┌─ Records
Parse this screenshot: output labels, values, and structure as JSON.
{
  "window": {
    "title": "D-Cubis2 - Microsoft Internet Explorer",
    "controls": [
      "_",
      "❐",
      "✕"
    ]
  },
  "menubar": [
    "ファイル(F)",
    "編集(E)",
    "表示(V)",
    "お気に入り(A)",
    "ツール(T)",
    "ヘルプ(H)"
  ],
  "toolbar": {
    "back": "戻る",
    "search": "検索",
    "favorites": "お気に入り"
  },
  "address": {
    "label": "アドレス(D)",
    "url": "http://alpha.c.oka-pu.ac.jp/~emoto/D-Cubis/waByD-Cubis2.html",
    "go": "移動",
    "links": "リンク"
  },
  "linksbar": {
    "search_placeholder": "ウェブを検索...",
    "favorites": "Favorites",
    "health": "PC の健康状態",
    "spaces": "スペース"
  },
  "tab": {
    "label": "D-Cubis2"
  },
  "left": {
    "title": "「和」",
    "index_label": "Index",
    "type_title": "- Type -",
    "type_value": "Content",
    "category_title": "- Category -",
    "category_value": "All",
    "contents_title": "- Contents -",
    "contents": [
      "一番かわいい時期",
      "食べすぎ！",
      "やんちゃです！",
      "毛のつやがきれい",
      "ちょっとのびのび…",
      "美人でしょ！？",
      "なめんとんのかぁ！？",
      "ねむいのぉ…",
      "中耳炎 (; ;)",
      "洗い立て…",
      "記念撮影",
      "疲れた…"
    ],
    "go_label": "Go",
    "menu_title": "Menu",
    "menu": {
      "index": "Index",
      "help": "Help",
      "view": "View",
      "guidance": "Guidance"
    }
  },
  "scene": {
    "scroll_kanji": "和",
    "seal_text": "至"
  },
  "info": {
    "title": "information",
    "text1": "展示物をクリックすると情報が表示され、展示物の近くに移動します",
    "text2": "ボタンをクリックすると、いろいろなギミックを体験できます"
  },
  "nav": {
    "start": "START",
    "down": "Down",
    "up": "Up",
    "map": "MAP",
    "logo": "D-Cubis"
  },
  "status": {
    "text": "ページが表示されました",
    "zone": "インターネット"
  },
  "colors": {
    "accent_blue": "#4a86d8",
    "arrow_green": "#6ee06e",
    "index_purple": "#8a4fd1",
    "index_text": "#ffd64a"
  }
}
└─
Transcribe every entry exactly, omitting nothing.

Parse this screenshot: output labels, values, and structure as JSON.
{
  "window": {
    "title": "D-Cubis2 - Microsoft Internet Explorer",
    "controls": [
      "_",
      "❐",
      "✕"
    ]
  },
  "menubar": [
    "ファイル(F)",
    "編集(E)",
    "表示(V)",
    "お気に入り(A)",
    "ツール(T)",
    "ヘルプ(H)"
  ],
  "toolbar": {
    "back": "戻る",
    "search": "検索",
    "favorites": "お気に入り"
  },
  "address": {
    "label": "アドレス(D)",
    "url": "http://alpha.c.oka-pu.ac.jp/~emoto/D-Cubis/waByD-Cubis2.html",
    "go": "移動",
    "links": "リンク"
  },
  "linksbar": {
    "search_placeholder": "ウェブを検索...",
    "favorites": "Favorites",
    "health": "PC の健康状態",
    "spaces": "スペース"
  },
  "tab": {
    "label": "D-Cubis2"
  },
  "left": {
    "title": "「和」",
    "index_label": "Index",
    "type_title": "- Type -",
    "type_value": "Content",
    "category_title": "- Category -",
    "category_value": "All",
    "contents_title": "- Contents -",
    "contents": [
      "一番かわいい時期",
      "食べすぎ！",
      "やんちゃです！",
      "毛のつやがきれい",
      "ちょっとのびのび…",
      "美人でしょ！？",
      "なめんとんのかぁ！？",
      "ねむいのぉ…",
      "中耳炎 (; ;)",
      "洗い立て…",
      "記念撮影",
      "疲れた…"
    ],
    "go_label": "Go",
    "menu_title": "Menu",
    "menu": {
      "index": "Index",
      "help": "Help",
      "view": "View",
      "guidance": "Guidance"
    }
  },
  "scene": {
    "scroll_kanji": "和",
    "seal_text": "至"
  },
  "info": {
    "title": "information",
    "text1": "展示物をクリックすると情報が表示され、展示物の近くに移動します",
    "text2": "ボタンをクリックすると、いろいろなギミックを体験できます"
  },
  "nav": {
    "start": "START",
    "down": "Down",
    "up": "Up",
    "map": "MAP",
    "logo": "D-Cubis"
  },
  "status": {
    "text": "ページが表示されました",
    "zone": "インターネット"
  },
  "colors": {
    "accent_blue": "#4a86d8",
    "arrow_green": "#6ee06e",
    "index_purple": "#8a4fd1",
    "index_text": "#ffd64a"
  }
}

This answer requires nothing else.